3 Stories Moving the Market
These are some of the biggest stories so far this week that are having an influence on market action.
Shutdown deal nears, tariff rebate talk collides with Supreme Court scrutiny

House members will return from a 53-day recess to vote on a compromise that would end the 42-day shutdown, restore agency funding, and keep the government running through January 30. Travel chaos lingers, with roughly 1,200 flights canceled and several days needed for operations to normalize. The deal preserves SNAP through September 30, 2026, while Democrats remain split over expiring ACA subsidies that could see a separate December vote.
🔑 Key Points
The vote: House to vote tonight at 7pm EST with Republican leadership expecting easy passage after the Senate approved the package.
Short runway: Funding extends only to January 30, creating another near-term budget cliff and policy uncertainty.
Tariff checks: Trump’s floated $2,000 tariff “dividend” lacks detail and clear funding sources, and risks inflation.

▸ **INPUT DATA**
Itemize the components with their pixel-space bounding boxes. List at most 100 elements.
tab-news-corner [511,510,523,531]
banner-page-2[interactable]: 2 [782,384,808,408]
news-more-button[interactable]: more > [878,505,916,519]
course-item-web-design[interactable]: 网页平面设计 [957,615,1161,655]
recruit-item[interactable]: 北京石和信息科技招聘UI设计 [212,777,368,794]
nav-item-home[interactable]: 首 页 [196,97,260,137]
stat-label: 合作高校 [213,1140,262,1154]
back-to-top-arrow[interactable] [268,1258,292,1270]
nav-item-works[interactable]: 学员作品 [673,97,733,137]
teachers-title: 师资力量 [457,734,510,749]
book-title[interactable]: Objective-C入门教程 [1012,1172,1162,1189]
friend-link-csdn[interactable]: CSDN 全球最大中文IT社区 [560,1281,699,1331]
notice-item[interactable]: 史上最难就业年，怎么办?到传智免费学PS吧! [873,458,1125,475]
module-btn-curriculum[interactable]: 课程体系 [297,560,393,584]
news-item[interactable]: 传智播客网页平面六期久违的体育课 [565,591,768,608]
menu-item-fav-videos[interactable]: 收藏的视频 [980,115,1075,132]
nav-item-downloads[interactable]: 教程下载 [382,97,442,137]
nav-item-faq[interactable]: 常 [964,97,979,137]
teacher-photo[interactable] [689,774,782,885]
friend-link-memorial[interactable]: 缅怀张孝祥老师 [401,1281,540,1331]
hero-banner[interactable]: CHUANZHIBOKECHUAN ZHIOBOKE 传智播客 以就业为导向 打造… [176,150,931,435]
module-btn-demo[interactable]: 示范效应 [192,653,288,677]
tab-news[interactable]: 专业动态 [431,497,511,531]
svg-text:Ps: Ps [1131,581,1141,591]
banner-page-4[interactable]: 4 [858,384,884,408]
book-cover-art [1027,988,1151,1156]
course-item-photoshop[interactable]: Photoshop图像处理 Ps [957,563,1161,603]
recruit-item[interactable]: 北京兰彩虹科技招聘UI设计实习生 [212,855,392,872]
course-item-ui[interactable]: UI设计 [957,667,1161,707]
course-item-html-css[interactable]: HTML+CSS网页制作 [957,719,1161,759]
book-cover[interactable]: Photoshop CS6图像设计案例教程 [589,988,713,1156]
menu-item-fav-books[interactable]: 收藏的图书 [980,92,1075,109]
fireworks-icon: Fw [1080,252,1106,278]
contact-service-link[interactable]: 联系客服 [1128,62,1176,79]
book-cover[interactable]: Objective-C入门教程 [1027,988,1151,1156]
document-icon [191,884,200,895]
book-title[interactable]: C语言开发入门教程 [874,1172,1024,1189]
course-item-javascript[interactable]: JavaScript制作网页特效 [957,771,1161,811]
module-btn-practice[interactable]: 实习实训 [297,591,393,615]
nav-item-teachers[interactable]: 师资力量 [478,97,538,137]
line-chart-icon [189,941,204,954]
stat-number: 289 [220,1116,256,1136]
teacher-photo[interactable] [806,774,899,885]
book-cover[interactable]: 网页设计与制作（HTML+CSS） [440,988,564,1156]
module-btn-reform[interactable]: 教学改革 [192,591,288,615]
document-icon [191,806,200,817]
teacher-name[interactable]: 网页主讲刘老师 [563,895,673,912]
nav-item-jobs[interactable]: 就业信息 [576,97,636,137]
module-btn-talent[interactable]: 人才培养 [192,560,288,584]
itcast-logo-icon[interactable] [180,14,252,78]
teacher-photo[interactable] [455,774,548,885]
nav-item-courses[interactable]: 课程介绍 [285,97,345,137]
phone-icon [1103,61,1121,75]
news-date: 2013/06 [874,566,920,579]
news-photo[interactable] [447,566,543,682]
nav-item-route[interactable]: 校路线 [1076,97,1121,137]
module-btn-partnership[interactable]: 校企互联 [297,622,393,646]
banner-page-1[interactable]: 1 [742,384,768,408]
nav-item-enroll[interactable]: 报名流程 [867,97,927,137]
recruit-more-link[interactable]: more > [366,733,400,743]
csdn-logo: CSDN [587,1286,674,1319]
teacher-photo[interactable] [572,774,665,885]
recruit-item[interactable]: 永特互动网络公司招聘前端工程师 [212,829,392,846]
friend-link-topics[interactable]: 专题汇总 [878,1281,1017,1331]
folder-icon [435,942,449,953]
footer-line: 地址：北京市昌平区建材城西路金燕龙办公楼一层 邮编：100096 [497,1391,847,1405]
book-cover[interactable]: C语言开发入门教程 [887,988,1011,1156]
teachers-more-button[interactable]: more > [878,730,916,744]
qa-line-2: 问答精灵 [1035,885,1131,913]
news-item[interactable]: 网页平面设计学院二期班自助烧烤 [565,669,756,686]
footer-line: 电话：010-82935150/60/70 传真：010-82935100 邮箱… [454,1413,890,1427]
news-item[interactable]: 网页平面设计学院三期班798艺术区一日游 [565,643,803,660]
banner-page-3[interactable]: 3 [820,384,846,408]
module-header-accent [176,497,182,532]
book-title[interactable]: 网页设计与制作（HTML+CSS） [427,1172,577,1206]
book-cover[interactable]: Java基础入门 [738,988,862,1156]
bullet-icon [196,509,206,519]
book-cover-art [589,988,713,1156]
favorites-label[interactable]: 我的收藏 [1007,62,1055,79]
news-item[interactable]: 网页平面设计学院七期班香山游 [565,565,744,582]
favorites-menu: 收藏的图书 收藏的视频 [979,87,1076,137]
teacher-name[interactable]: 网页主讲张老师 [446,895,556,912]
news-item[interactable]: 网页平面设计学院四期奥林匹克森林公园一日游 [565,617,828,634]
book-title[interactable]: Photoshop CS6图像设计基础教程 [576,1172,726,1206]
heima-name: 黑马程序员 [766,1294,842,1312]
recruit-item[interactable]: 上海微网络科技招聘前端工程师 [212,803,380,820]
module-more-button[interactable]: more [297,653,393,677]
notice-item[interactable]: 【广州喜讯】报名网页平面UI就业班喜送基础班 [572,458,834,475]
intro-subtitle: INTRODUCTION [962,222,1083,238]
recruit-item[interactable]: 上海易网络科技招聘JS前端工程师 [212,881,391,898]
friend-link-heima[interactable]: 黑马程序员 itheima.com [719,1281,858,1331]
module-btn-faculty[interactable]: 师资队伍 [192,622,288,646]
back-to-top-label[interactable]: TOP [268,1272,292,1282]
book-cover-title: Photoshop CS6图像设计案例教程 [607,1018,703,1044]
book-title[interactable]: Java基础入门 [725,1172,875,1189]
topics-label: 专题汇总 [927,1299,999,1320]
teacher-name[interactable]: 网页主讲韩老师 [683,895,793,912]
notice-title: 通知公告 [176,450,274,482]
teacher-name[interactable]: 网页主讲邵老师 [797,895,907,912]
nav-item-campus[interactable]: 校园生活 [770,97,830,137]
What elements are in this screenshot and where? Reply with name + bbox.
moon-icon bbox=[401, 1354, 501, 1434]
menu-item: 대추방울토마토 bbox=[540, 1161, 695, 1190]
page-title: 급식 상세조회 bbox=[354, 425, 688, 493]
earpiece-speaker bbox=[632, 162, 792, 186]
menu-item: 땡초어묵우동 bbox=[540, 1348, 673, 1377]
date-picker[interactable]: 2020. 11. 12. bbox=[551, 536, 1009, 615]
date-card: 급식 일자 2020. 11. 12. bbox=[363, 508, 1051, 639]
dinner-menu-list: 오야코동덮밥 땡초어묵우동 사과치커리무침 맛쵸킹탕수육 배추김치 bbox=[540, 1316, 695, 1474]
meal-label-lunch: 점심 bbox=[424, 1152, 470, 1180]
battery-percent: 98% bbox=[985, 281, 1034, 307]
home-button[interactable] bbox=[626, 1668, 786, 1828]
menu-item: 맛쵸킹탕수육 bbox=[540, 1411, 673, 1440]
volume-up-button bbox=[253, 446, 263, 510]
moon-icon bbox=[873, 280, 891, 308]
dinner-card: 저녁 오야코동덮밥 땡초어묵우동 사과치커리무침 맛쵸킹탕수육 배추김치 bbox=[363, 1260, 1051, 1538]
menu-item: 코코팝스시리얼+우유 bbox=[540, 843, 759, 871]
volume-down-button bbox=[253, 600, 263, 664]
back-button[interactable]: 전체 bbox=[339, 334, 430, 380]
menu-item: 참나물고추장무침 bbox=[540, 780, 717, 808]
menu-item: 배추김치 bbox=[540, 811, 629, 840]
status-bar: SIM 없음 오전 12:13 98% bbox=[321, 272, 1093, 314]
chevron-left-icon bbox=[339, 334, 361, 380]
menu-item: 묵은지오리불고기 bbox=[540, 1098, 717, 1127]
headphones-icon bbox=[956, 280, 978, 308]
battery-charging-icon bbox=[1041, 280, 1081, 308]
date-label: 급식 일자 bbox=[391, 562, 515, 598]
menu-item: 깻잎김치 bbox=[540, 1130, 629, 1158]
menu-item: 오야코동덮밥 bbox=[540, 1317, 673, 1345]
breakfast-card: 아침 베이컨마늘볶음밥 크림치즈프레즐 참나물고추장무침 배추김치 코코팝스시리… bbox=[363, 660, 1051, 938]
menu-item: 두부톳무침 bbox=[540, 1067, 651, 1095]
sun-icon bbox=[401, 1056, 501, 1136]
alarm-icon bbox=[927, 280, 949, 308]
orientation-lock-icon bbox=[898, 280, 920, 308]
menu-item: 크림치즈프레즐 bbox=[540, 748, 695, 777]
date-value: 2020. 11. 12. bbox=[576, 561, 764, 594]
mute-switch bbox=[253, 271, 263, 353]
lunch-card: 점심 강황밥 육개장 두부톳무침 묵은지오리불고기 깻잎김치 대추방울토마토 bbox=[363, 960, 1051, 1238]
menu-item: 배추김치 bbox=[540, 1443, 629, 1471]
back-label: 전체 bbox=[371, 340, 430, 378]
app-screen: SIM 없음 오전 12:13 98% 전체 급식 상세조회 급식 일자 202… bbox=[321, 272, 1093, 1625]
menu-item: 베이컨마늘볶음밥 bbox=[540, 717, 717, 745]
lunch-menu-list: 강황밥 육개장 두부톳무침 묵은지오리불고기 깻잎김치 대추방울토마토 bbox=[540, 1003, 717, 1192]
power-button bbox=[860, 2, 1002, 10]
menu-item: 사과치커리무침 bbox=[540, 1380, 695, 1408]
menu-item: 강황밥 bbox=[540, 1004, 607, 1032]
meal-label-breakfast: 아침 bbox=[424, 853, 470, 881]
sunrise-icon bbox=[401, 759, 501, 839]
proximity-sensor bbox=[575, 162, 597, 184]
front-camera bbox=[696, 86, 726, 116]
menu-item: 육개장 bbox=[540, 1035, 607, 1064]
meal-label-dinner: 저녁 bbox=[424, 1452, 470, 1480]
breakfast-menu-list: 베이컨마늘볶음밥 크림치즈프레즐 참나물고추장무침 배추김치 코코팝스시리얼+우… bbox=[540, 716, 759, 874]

▸ **EXERCISES**
• 1. Copy the stretch of the market news excerpt from "3 Stories Moving" through "separate December vote.".
• 2. Answer these questions using the market news excerpt.
(a) How many days has the shutdown lasted?
(b) Through what date does the deal preserve SNAP?
(c) At what time is the House vote scheduled?

▸ **PER-TASK ANSWERS**
• 1.
3 Stories Moving the Market
These are some of the biggest stories so far this week that are having an influence on market action.
Shutdown deal nears, tariff rebate talk collides with Supreme Court scrutiny

House members will return from a 53-day recess to vote on a compromise that would end the 42-day shutdown, restore agency funding, and keep the government running through January 30. Travel chaos lingers, with roughly 1,200 flights canceled and several days needed for operations to normalize. The deal preserves SNAP through September 30, 2026, while Democrats remain split over expiring ACA subsidies that could see a separate December vote.

• 2.
(a) 42 days.
(b) September 30, 2026.
(c) 7pm EST tonight.